Data listing.
══════

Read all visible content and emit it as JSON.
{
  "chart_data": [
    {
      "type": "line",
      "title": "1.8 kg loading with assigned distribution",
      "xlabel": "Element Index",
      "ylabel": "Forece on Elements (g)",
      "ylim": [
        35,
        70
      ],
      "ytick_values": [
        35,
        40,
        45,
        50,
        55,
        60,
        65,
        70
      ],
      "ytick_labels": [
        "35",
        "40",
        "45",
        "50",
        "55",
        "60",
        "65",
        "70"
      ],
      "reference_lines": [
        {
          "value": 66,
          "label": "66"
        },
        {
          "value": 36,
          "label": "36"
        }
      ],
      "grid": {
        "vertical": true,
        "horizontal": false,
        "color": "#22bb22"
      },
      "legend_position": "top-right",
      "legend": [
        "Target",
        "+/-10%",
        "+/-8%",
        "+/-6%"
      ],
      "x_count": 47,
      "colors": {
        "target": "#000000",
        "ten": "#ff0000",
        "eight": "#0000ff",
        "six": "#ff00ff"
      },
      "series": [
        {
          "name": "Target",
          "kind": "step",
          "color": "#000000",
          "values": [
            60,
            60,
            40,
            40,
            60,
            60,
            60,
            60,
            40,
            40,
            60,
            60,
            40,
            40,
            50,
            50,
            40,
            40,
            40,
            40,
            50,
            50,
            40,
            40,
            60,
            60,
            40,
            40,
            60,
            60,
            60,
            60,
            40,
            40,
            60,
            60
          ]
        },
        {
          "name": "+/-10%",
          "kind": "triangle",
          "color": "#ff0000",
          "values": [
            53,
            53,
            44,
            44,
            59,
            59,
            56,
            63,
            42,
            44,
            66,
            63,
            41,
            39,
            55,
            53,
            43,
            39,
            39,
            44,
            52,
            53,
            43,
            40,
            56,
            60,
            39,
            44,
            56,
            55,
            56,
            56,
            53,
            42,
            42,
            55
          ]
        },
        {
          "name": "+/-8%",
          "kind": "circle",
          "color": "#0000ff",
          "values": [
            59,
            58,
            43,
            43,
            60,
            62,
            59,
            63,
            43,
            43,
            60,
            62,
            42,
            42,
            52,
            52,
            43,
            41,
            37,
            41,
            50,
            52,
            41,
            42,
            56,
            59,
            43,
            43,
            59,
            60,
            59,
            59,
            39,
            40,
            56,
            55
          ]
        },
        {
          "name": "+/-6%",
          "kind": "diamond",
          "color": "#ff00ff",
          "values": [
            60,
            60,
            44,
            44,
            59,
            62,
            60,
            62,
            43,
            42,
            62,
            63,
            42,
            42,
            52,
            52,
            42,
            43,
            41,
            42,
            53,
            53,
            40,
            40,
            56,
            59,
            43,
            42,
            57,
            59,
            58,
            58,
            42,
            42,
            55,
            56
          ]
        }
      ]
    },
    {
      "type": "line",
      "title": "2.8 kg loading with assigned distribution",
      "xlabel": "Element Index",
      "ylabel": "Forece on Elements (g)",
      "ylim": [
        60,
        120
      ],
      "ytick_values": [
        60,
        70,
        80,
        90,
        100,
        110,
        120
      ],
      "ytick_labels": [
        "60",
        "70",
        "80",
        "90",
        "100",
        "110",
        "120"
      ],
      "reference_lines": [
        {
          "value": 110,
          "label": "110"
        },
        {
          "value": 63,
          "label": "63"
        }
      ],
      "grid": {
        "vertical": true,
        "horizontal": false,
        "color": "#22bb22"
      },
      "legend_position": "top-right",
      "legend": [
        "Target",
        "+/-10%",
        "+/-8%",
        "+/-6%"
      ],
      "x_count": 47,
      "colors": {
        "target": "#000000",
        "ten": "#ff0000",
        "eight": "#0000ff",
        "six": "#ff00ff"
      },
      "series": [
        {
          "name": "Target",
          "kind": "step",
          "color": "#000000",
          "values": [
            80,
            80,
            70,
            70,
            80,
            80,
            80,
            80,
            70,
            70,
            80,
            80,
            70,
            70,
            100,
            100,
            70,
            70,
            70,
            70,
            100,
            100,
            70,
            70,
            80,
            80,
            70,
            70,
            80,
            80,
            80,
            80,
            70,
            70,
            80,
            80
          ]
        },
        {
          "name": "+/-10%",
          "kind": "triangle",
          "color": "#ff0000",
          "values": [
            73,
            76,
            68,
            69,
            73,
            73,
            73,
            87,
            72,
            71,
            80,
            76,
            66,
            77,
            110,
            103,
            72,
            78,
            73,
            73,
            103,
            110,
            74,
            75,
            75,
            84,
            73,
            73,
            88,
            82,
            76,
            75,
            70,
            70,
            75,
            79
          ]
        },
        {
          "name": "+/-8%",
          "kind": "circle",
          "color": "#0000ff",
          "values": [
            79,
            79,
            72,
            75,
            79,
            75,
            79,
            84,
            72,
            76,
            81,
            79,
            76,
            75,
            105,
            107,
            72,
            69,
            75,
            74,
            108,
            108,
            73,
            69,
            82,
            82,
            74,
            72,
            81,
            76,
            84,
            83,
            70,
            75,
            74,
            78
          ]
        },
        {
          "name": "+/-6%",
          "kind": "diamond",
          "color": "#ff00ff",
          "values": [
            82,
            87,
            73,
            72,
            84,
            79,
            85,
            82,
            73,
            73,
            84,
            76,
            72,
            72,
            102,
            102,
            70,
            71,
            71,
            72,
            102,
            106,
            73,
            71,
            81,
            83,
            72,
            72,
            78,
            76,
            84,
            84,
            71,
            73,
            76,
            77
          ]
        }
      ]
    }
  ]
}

══════

Written instruction. Take the material above and return all of it exactly.

Solution for this exercise.
Read all visible content and emit it as JSON.
{
  "chart_data": [
    {
      "type": "line",
      "title": "1.8 kg loading with assigned distribution",
      "xlabel": "Element Index",
      "ylabel": "Forece on Elements (g)",
      "ylim": [
        35,
        70
      ],
      "ytick_values": [
        35,
        40,
        45,
        50,
        55,
        60,
        65,
        70
      ],
      "ytick_labels": [
        "35",
        "40",
        "45",
        "50",
        "55",
        "60",
        "65",
        "70"
      ],
      "reference_lines": [
        {
          "value": 66,
          "label": "66"
        },
        {
          "value": 36,
          "label": "36"
        }
      ],
      "grid": {
        "vertical": true,
        "horizontal": false,
        "color": "#22bb22"
      },
      "legend_position": "top-right",
      "legend": [
        "Target",
        "+/-10%",
        "+/-8%",
        "+/-6%"
      ],
      "x_count": 47,
      "colors": {
        "target": "#000000",
        "ten": "#ff0000",
        "eight": "#0000ff",
        "six": "#ff00ff"
      },
      "series": [
        {
          "name": "Target",
          "kind": "step",
          "color": "#000000",
          "values": [
            60,
            60,
            40,
            40,
            60,
            60,
            60,
            60,
            40,
            40,
            60,
            60,
            40,
            40,
            50,
            50,
            40,
            40,
            40,
            40,
            50,
            50,
            40,
            40,
            60,
            60,
            40,
            40,
            60,
            60,
            60,
            60,
            40,
            40,
            60,
            60
          ]
        },
        {
          "name": "+/-10%",
          "kind": "triangle",
          "color": "#ff0000",
          "values": [
            53,
            53,
            44,
            44,
            59,
            59,
            56,
            63,
            42,
            44,
            66,
            63,
            41,
            39,
            55,
            53,
            43,
            39,
            39,
            44,
            52,
            53,
            43,
            40,
            56,
            60,
            39,
            44,
            56,
            55,
            56,
            56,
            53,
            42,
            42,
            55
          ]
        },
        {
          "name": "+/-8%",
          "kind": "circle",
          "color": "#0000ff",
          "values": [
            59,
            58,
            43,
            43,
            60,
            62,
            59,
            63,
            43,
            43,
            60,
            62,
            42,
            42,
            52,
            52,
            43,
            41,
            37,
            41,
            50,
            52,
            41,
            42,
            56,
            59,
            43,
            43,
            59,
            60,
            59,
            59,
            39,
            40,
            56,
            55
          ]
        },
        {
          "name": "+/-6%",
          "kind": "diamond",
          "color": "#ff00ff",
          "values": [
            60,
            60,
            44,
            44,
            59,
            62,
            60,
            62,
            43,
            42,
            62,
            63,
            42,
            42,
            52,
            52,
            42,
            43,
            41,
            42,
            53,
            53,
            40,
            40,
            56,
            59,
            43,
            42,
            57,
            59,
            58,
            58,
            42,
            42,
            55,
            56
          ]
        }
      ]
    },
    {
      "type": "line",
      "title": "2.8 kg loading with assigned distribution",
      "xlabel": "Element Index",
      "ylabel": "Forece on Elements (g)",
      "ylim": [
        60,
        120
      ],
      "ytick_values": [
        60,
        70,
        80,
        90,
        100,
        110,
        120
      ],
      "ytick_labels": [
        "60",
        "70",
        "80",
        "90",
        "100",
        "110",
        "120"
      ],
      "reference_lines": [
        {
          "value": 110,
          "label": "110"
        },
        {
          "value": 63,
          "label": "63"
        }
      ],
      "grid": {
        "vertical": true,
        "horizontal": false,
        "color": "#22bb22"
      },
      "legend_position": "top-right",
      "legend": [
        "Target",
        "+/-10%",
        "+/-8%",
        "+/-6%"
      ],
      "x_count": 47,
      "colors": {
        "target": "#000000",
        "ten": "#ff0000",
        "eight": "#0000ff",
        "six": "#ff00ff"
      },
      "series": [
        {
          "name": "Target",
          "kind": "step",
          "color": "#000000",
          "values": [
            80,
            80,
            70,
            70,
            80,
            80,
            80,
            80,
            70,
            70,
            80,
            80,
            70,
            70,
            100,
            100,
            70,
            70,
            70,
            70,
            100,
            100,
            70,
            70,
            80,
            80,
            70,
            70,
            80,
            80,
            80,
            80,
            70,
            70,
            80,
            80
          ]
        },
        {
          "name": "+/-10%",
          "kind": "triangle",
          "color": "#ff0000",
          "values": [
            73,
            76,
            68,
            69,
            73,
            73,
            73,
            87,
            72,
            71,
            80,
            76,
            66,
            77,
            110,
            103,
            72,
            78,
            73,
            73,
            103,
            110,
            74,
            75,
            75,
            84,
            73,
            73,
            88,
            82,
            76,
            75,
            70,
            70,
            75,
            79
          ]
        },
        {
          "name": "+/-8%",
          "kind": "circle",
          "color": "#0000ff",
          "values": [
            79,
            79,
            72,
            75,
            79,
            75,
            79,
            84,
            72,
            76,
            81,
            79,
            76,
            75,
            105,
            107,
            72,
            69,
            75,
            74,
            108,
            108,
            73,
            69,
            82,
            82,
            74,
            72,
            81,
            76,
            84,
            83,
            70,
            75,
            74,
            78
          ]
        },
        {
          "name": "+/-6%",
          "kind": "diamond",
          "color": "#ff00ff",
          "values": [
            82,
            87,
            73,
            72,
            84,
            79,
            85,
            82,
            73,
            73,
            84,
            76,
            72,
            72,
            102,
            102,
            70,
            71,
            71,
            72,
            102,
            106,
            73,
            71,
            81,
            83,
            72,
            72,
            78,
            76,
            84,
            84,
            71,
            73,
            76,
            77
          ]
        }
      ]
    }
  ]
}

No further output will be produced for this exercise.